__Problem__. How many lines of the records below contain the word "且其它电极不加电压的"? Answer with the number alone.

-- begin Supplied information --

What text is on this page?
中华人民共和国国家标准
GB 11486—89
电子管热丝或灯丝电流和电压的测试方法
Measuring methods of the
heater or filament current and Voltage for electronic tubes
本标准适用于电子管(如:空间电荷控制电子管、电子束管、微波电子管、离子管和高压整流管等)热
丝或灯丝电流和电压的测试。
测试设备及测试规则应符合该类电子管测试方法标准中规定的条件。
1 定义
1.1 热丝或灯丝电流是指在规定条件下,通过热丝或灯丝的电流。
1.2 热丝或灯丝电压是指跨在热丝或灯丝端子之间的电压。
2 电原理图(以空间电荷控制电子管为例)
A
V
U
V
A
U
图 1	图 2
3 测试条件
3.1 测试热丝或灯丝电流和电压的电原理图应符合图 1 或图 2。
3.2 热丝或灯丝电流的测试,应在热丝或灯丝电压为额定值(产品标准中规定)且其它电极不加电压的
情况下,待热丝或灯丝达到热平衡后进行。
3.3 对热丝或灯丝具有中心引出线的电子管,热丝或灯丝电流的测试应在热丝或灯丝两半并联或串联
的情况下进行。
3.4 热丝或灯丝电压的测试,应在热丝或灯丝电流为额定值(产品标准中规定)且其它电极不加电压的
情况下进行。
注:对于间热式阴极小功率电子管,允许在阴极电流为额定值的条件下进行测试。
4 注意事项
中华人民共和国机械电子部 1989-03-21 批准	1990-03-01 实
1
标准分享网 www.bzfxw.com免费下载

-- end Supplied information --

__Solution__. 2